━━ Rows

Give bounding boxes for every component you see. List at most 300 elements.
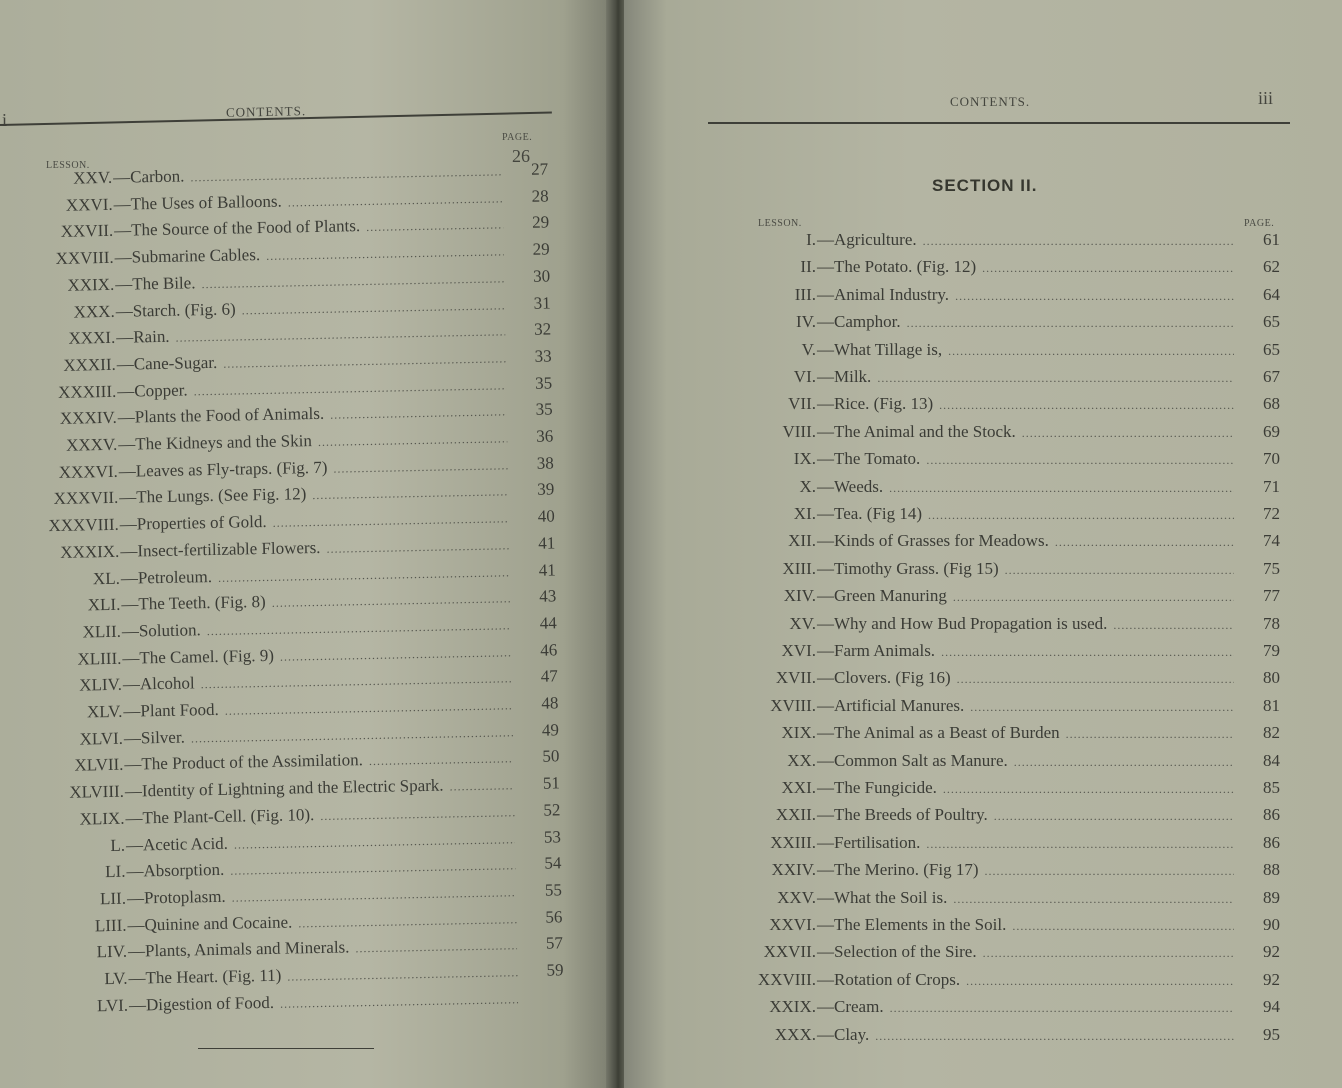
dot-leader bbox=[369, 752, 514, 770]
dot-leader bbox=[190, 164, 502, 185]
dot-leader bbox=[1012, 919, 1234, 934]
dot-leader bbox=[273, 511, 509, 531]
lesson-page-number: 39 bbox=[537, 479, 555, 500]
toc-entry bbox=[15, 960, 563, 991]
lesson-title: —The Fungicide. bbox=[817, 778, 937, 797]
lesson-number: XVII. bbox=[775, 668, 816, 688]
lesson-title: —Kinds of Grasses for Meadows. bbox=[817, 531, 1049, 551]
lesson-number: XXVIII. bbox=[757, 969, 816, 989]
dot-leader bbox=[280, 992, 518, 1012]
right-header-rule bbox=[708, 122, 1290, 124]
lesson-page-number: 56 bbox=[545, 906, 563, 927]
lesson-number: XXII. bbox=[775, 805, 816, 825]
lesson-title: —What the Soil is. bbox=[817, 887, 948, 907]
dot-leader bbox=[994, 809, 1234, 824]
lesson-page-number: 54 bbox=[544, 853, 562, 873]
dot-leader bbox=[939, 398, 1234, 413]
dot-leader bbox=[943, 782, 1234, 797]
toc-entry bbox=[6, 480, 554, 511]
dot-leader bbox=[923, 234, 1234, 249]
toc-entry bbox=[12, 800, 560, 831]
left-folio: i bbox=[2, 110, 8, 130]
toc-entry bbox=[626, 997, 1280, 1017]
lesson-title: —Rain. bbox=[116, 326, 170, 347]
dot-leader bbox=[218, 565, 510, 586]
lesson-number: XXXVII. bbox=[53, 488, 119, 509]
lesson-page-number: 52 bbox=[543, 800, 561, 820]
lesson-page-number: 86 bbox=[1263, 832, 1280, 852]
lesson-number: II. bbox=[800, 257, 816, 277]
lesson-page-number: 69 bbox=[1263, 421, 1280, 441]
lesson-title: —Solution. bbox=[121, 620, 201, 641]
toc-entry bbox=[11, 747, 559, 778]
lesson-number: XXIV. bbox=[771, 860, 816, 880]
lesson-page-number: 41 bbox=[538, 559, 556, 580]
toc-entry bbox=[626, 586, 1280, 606]
lesson-title: —The Heart. (Fig. 11) bbox=[128, 965, 282, 988]
lesson-page-number: 36 bbox=[536, 426, 554, 446]
lesson-title: —Tea. (Fig 14) bbox=[817, 504, 923, 523]
lesson-number: XL. bbox=[92, 568, 121, 588]
toc-entry bbox=[626, 504, 1280, 524]
lesson-title: —Fertilisation. bbox=[817, 832, 921, 852]
lesson-page-number: 28 bbox=[531, 186, 549, 206]
toc-entry bbox=[626, 394, 1280, 414]
dot-leader bbox=[1014, 755, 1234, 770]
lesson-title: —Selection of the Sire. bbox=[817, 942, 977, 962]
dot-leader bbox=[232, 885, 517, 905]
dot-leader bbox=[266, 244, 504, 264]
lesson-number: XXXI. bbox=[68, 328, 116, 348]
lesson-page-number: 35 bbox=[535, 373, 553, 393]
lesson-title: —Plants the Food of Animals. bbox=[117, 404, 325, 428]
dot-leader bbox=[280, 645, 512, 664]
toc-entry bbox=[5, 426, 553, 457]
toc-entry bbox=[3, 293, 551, 324]
lesson-number: LVI. bbox=[96, 995, 129, 1015]
lesson-number: VIII. bbox=[782, 421, 816, 441]
lesson-number: XLIV. bbox=[79, 675, 123, 695]
toc-entry bbox=[7, 507, 555, 538]
lesson-title: —Alcohol bbox=[122, 673, 195, 695]
toc-entry bbox=[14, 880, 562, 911]
lesson-page-number: 77 bbox=[1263, 586, 1280, 606]
toc-entry bbox=[626, 723, 1280, 743]
lesson-title: —The Tomato. bbox=[817, 449, 921, 469]
lesson-number: XXXV. bbox=[65, 434, 118, 455]
toc-entry bbox=[2, 240, 550, 271]
toc-entry bbox=[626, 559, 1280, 579]
dot-leader bbox=[449, 778, 514, 794]
toc-entry bbox=[16, 987, 564, 1018]
lesson-number: XVIII. bbox=[770, 695, 816, 715]
lesson-page-number: 92 bbox=[1263, 969, 1280, 989]
lesson-number: XII. bbox=[788, 531, 816, 551]
toc-entry bbox=[626, 805, 1280, 825]
lesson-page-number: 41 bbox=[538, 533, 556, 553]
lesson-number: XXV. bbox=[73, 167, 113, 188]
right-lesson-label: LESSON. bbox=[758, 218, 802, 229]
toc-entry bbox=[626, 641, 1280, 661]
lesson-title: —Plant Food. bbox=[123, 699, 219, 721]
lesson-page-number: 68 bbox=[1263, 394, 1280, 414]
lesson-title: —The Animal and the Stock. bbox=[817, 421, 1016, 441]
lesson-page-number: 40 bbox=[537, 506, 555, 526]
toc-entry bbox=[626, 888, 1280, 908]
dot-leader bbox=[330, 405, 507, 423]
lesson-page-number: 90 bbox=[1263, 915, 1280, 934]
lesson-page-number: 84 bbox=[1263, 750, 1280, 770]
lesson-number: LI. bbox=[105, 861, 126, 882]
lesson-page-number: 80 bbox=[1263, 668, 1280, 688]
lesson-number: LV. bbox=[104, 968, 128, 989]
dot-leader bbox=[355, 939, 517, 957]
toc-entry bbox=[9, 613, 557, 644]
dot-leader bbox=[191, 725, 513, 746]
lesson-number: XXI. bbox=[781, 778, 816, 797]
dot-leader bbox=[948, 344, 1234, 359]
lesson-number: LIV. bbox=[96, 942, 128, 962]
lesson-number: XXXII. bbox=[63, 354, 116, 375]
lesson-number: XLIII. bbox=[77, 648, 122, 669]
dot-leader bbox=[1055, 535, 1234, 550]
lesson-number: XXV. bbox=[777, 887, 816, 907]
lesson-page-number: 47 bbox=[540, 666, 559, 687]
left-page-label: PAGE. bbox=[502, 132, 533, 143]
lesson-number: L. bbox=[110, 835, 126, 855]
lesson-title: —The Animal as a Beast of Burden bbox=[817, 723, 1060, 743]
toc-entry bbox=[14, 907, 562, 938]
dot-leader bbox=[941, 645, 1234, 660]
dot-leader bbox=[890, 1001, 1234, 1016]
lesson-number: IV. bbox=[796, 312, 816, 332]
dot-leader bbox=[877, 371, 1234, 386]
dot-leader bbox=[957, 672, 1234, 687]
lesson-number: XXXIX. bbox=[60, 541, 120, 562]
lesson-page-number: 64 bbox=[1263, 284, 1280, 304]
lesson-page-number: 94 bbox=[1263, 997, 1280, 1017]
lesson-number: XLII. bbox=[82, 621, 122, 642]
left-page bbox=[0, 0, 612, 1088]
toc-entry bbox=[1, 186, 549, 217]
dot-leader bbox=[288, 191, 503, 210]
lesson-page-number: 49 bbox=[541, 720, 560, 740]
lesson-page-number: 55 bbox=[544, 880, 563, 900]
lesson-number: XIV. bbox=[783, 586, 816, 606]
toc-entry bbox=[626, 970, 1280, 990]
lesson-page-number: 78 bbox=[1263, 613, 1280, 633]
left-running-head: CONTENTS. bbox=[225, 103, 307, 120]
dot-leader bbox=[1113, 618, 1234, 633]
lesson-number: VI. bbox=[793, 367, 816, 386]
dot-leader bbox=[287, 965, 517, 984]
lesson-number: XXVI. bbox=[65, 194, 113, 215]
lesson-number: XI. bbox=[793, 504, 816, 523]
toc-entry bbox=[626, 422, 1280, 442]
lesson-title: —Quinine and Cocaine. bbox=[127, 912, 293, 935]
toc-entry bbox=[9, 640, 557, 671]
lesson-title: —Clay. bbox=[817, 1024, 870, 1044]
lesson-title: —Acetic Acid. bbox=[125, 833, 229, 855]
toc-entry bbox=[1, 213, 549, 244]
dot-leader bbox=[955, 289, 1234, 304]
lesson-page-number bbox=[524, 1002, 564, 1003]
lesson-number: XLV. bbox=[86, 701, 123, 722]
toc-entry bbox=[626, 367, 1280, 387]
lesson-number: XVI. bbox=[781, 641, 816, 660]
right-running-head: CONTENTS. bbox=[950, 94, 1031, 109]
lesson-title: —Common Salt as Manure. bbox=[817, 750, 1008, 770]
toc-entry bbox=[13, 854, 561, 885]
lesson-page-number: 82 bbox=[1263, 723, 1280, 743]
lesson-page-number: 32 bbox=[533, 319, 552, 339]
lesson-number: XXXVI. bbox=[58, 461, 118, 482]
lesson-title: —The Source of the Food of Plants. bbox=[114, 216, 361, 241]
lesson-page-number: 85 bbox=[1263, 778, 1280, 797]
lesson-number: XLI. bbox=[87, 594, 121, 615]
lesson-number: XXIX. bbox=[769, 997, 816, 1017]
lesson-page-number: 57 bbox=[545, 933, 564, 953]
dot-leader bbox=[983, 946, 1234, 961]
lesson-page-number: 92 bbox=[1263, 942, 1280, 962]
toc-entry bbox=[5, 400, 553, 431]
lesson-title: —Cane-Sugar. bbox=[116, 352, 218, 374]
left-lesson-label: LESSON. bbox=[46, 160, 90, 171]
lesson-title: —Weeds. bbox=[817, 476, 884, 496]
right-folio: iii bbox=[1258, 88, 1274, 108]
toc-entry bbox=[10, 693, 558, 724]
lesson-number: XXIX. bbox=[67, 274, 115, 295]
lesson-title: —Identity of Lightning and the Electric Spark. bbox=[124, 775, 444, 801]
lesson-page-number: 79 bbox=[1263, 641, 1280, 660]
dot-leader bbox=[333, 458, 508, 476]
lesson-title: —Leaves as Fly-traps. (Fig. 7) bbox=[118, 457, 328, 481]
dot-leader bbox=[366, 218, 503, 236]
toc-entry bbox=[6, 453, 554, 484]
dot-leader bbox=[201, 271, 504, 292]
right-page-label: PAGE. bbox=[1244, 218, 1275, 229]
lesson-title: —The Plant-Cell. (Fig. 10). bbox=[125, 804, 315, 828]
lesson-page-number: 43 bbox=[539, 586, 557, 606]
lesson-page-number: 81 bbox=[1263, 695, 1280, 715]
lesson-title: —Green Manuring bbox=[817, 586, 947, 606]
dot-leader bbox=[175, 325, 505, 346]
lesson-page-number: 95 bbox=[1263, 1024, 1280, 1044]
dot-leader bbox=[298, 912, 516, 931]
lesson-title: —The Breeds of Poultry. bbox=[817, 805, 988, 825]
lesson-number: XLVI. bbox=[79, 728, 124, 749]
lesson-title: —Animal Industry. bbox=[817, 284, 950, 304]
toc-entry bbox=[626, 614, 1280, 634]
lesson-number: XLVIII. bbox=[69, 781, 125, 802]
lesson-page-number: 46 bbox=[540, 639, 558, 660]
dot-leader bbox=[953, 590, 1234, 605]
lesson-number: X. bbox=[799, 476, 816, 496]
lesson-title: —Insect-fertilizable Flowers. bbox=[120, 537, 321, 561]
dot-leader bbox=[272, 591, 511, 611]
lesson-number: XXVIII. bbox=[55, 247, 114, 269]
lesson-page-number: 65 bbox=[1263, 339, 1280, 359]
lesson-title: —Agriculture. bbox=[817, 230, 917, 249]
toc-entry bbox=[626, 942, 1280, 962]
lesson-page-number: 62 bbox=[1263, 257, 1280, 277]
lesson-title: —Rotation of Crops. bbox=[817, 969, 961, 989]
toc-entry bbox=[3, 320, 551, 351]
toc-entry bbox=[626, 340, 1280, 360]
toc-entry bbox=[4, 346, 552, 377]
dot-leader bbox=[928, 508, 1234, 523]
lesson-number: XXVII. bbox=[763, 942, 816, 962]
lesson-page-number: 75 bbox=[1263, 558, 1280, 578]
lesson-title: —Protoplasm. bbox=[126, 886, 226, 908]
lesson-number: XXX. bbox=[73, 301, 115, 322]
lesson-page-number: 50 bbox=[542, 746, 560, 767]
lesson-number: LII. bbox=[99, 888, 127, 909]
lesson-title: —Petroleum. bbox=[120, 566, 213, 588]
dot-leader bbox=[953, 892, 1234, 907]
lesson-number: V. bbox=[801, 339, 816, 359]
lesson-title: —The Merino. (Fig 17) bbox=[817, 860, 979, 880]
toc-entry bbox=[7, 533, 555, 564]
lesson-title: —The Teeth. (Fig. 8) bbox=[121, 592, 266, 614]
dot-leader bbox=[234, 832, 515, 852]
lesson-number: XX. bbox=[787, 750, 816, 770]
lesson-page-number: 33 bbox=[534, 346, 552, 366]
lesson-page-number: 74 bbox=[1263, 531, 1280, 551]
lesson-page-number: 61 bbox=[1263, 230, 1280, 249]
toc-entry bbox=[12, 773, 560, 804]
lesson-title: —Submarine Cables. bbox=[114, 245, 261, 267]
dot-leader bbox=[223, 351, 506, 371]
lesson-number: VII. bbox=[788, 394, 816, 414]
toc-entry bbox=[10, 667, 558, 698]
dot-leader bbox=[889, 481, 1234, 496]
lesson-title: —Absorption. bbox=[126, 860, 225, 881]
lesson-page-number: 29 bbox=[532, 239, 550, 259]
lesson-title: —Carbon. bbox=[112, 166, 185, 187]
left-bottom-rule bbox=[198, 1048, 374, 1049]
lesson-number: XLIX. bbox=[79, 808, 125, 829]
left-first-page: 26 bbox=[512, 146, 530, 166]
toc-entry bbox=[626, 668, 1280, 688]
lesson-title: —The Kidneys and the Skin bbox=[118, 431, 313, 454]
dot-leader bbox=[875, 1029, 1234, 1044]
dot-leader bbox=[320, 805, 514, 824]
lesson-number: LIII. bbox=[94, 915, 127, 935]
toc-entry bbox=[626, 449, 1280, 469]
lesson-page-number: 86 bbox=[1263, 805, 1280, 825]
dot-leader bbox=[970, 700, 1234, 715]
lesson-number: XXXIII. bbox=[58, 381, 117, 402]
lesson-title: —The Product of the Assimilation. bbox=[124, 750, 364, 775]
lesson-page-number: 48 bbox=[541, 693, 559, 713]
lesson-title: —Clovers. (Fig 16) bbox=[817, 668, 951, 688]
lesson-title: —Milk. bbox=[817, 367, 872, 386]
toc-entry bbox=[626, 751, 1280, 771]
lesson-page-number: 72 bbox=[1263, 504, 1280, 523]
dot-leader bbox=[926, 837, 1234, 852]
lesson-page-number: 70 bbox=[1263, 449, 1280, 469]
lesson-title: —Camphor. bbox=[817, 312, 901, 332]
dot-leader bbox=[907, 316, 1234, 331]
dot-leader bbox=[982, 261, 1234, 276]
dot-leader bbox=[318, 431, 508, 450]
dot-leader bbox=[984, 864, 1234, 879]
lesson-number: XIX. bbox=[781, 723, 816, 743]
toc-entry bbox=[8, 560, 556, 591]
lesson-title: —Cream. bbox=[817, 997, 884, 1017]
lesson-title: —Properties of Gold. bbox=[119, 512, 267, 534]
lesson-page-number: 35 bbox=[535, 399, 553, 420]
toc-entry bbox=[4, 373, 552, 404]
lesson-page-number: 30 bbox=[532, 266, 551, 286]
toc-entry bbox=[15, 934, 563, 965]
toc-entry bbox=[626, 285, 1280, 305]
lesson-page-number: 65 bbox=[1263, 312, 1280, 332]
dot-leader bbox=[201, 672, 512, 693]
lesson-title: —What Tillage is, bbox=[817, 339, 943, 359]
lesson-number: XXIII. bbox=[770, 832, 816, 852]
toc-entry bbox=[2, 266, 550, 297]
lesson-title: —The Bile. bbox=[115, 273, 196, 294]
dot-leader bbox=[207, 618, 511, 639]
left-toc-list bbox=[0, 159, 565, 1049]
lesson-page-number: 29 bbox=[531, 212, 550, 233]
lesson-title: —Timothy Grass. (Fig 15) bbox=[817, 558, 999, 578]
lesson-number: XXX. bbox=[774, 1024, 816, 1044]
lesson-number: XXVI. bbox=[769, 915, 816, 934]
lesson-page-number: 44 bbox=[539, 613, 557, 633]
toc-entry bbox=[626, 477, 1280, 497]
lesson-page-number: 89 bbox=[1263, 887, 1280, 907]
lesson-number: XLVII. bbox=[74, 755, 124, 776]
dot-leader bbox=[326, 538, 509, 557]
lesson-title: —The Lungs. (See Fig. 12) bbox=[119, 484, 307, 508]
lesson-page-number: 71 bbox=[1263, 476, 1280, 496]
lesson-page-number: 59 bbox=[546, 960, 564, 980]
toc-entry bbox=[626, 860, 1280, 880]
toc-entry bbox=[626, 833, 1280, 853]
dot-leader bbox=[225, 698, 513, 719]
toc-entry bbox=[626, 778, 1280, 798]
lesson-number: I. bbox=[806, 230, 816, 249]
toc-entry bbox=[626, 915, 1280, 935]
dot-leader bbox=[926, 453, 1234, 468]
lesson-page-number: 51 bbox=[542, 773, 561, 793]
lesson-number: XXXVIII. bbox=[48, 514, 120, 536]
dot-leader bbox=[966, 974, 1234, 989]
section-title: SECTION II. bbox=[932, 176, 1038, 195]
lesson-page-number: 88 bbox=[1263, 860, 1280, 880]
lesson-title: —The Potato. (Fig. 12) bbox=[817, 257, 977, 277]
lesson-title: —Why and How Bud Propagation is used. bbox=[817, 613, 1108, 633]
dot-leader bbox=[194, 378, 507, 399]
lesson-number: IX. bbox=[793, 449, 816, 469]
lesson-title: —Farm Animals. bbox=[817, 641, 936, 660]
lesson-number: XXXIV. bbox=[59, 408, 117, 429]
dot-leader bbox=[1022, 426, 1234, 441]
lesson-title: —Starch. (Fig. 6) bbox=[115, 299, 236, 321]
dot-leader bbox=[312, 485, 508, 504]
lesson-title: —Silver. bbox=[123, 727, 186, 748]
lesson-page-number: 38 bbox=[536, 453, 554, 473]
right-toc-list bbox=[626, 230, 1280, 1060]
lesson-number: XV. bbox=[789, 613, 816, 633]
lesson-page-number: 53 bbox=[543, 826, 562, 847]
toc-entry bbox=[626, 230, 1280, 250]
lesson-title: —The Elements in the Soil. bbox=[817, 915, 1007, 934]
lesson-number: XIII. bbox=[782, 558, 816, 578]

━━━━

◆ **Set task**: Filter the records down to every line containing the word "What", copying each such line. Case counts.

◆ **Result for this exercise**:
lesson-title: —What the Soil is. bbox=[817, 887, 948, 907]
lesson-title: —What Tillage is, bbox=[817, 339, 943, 359]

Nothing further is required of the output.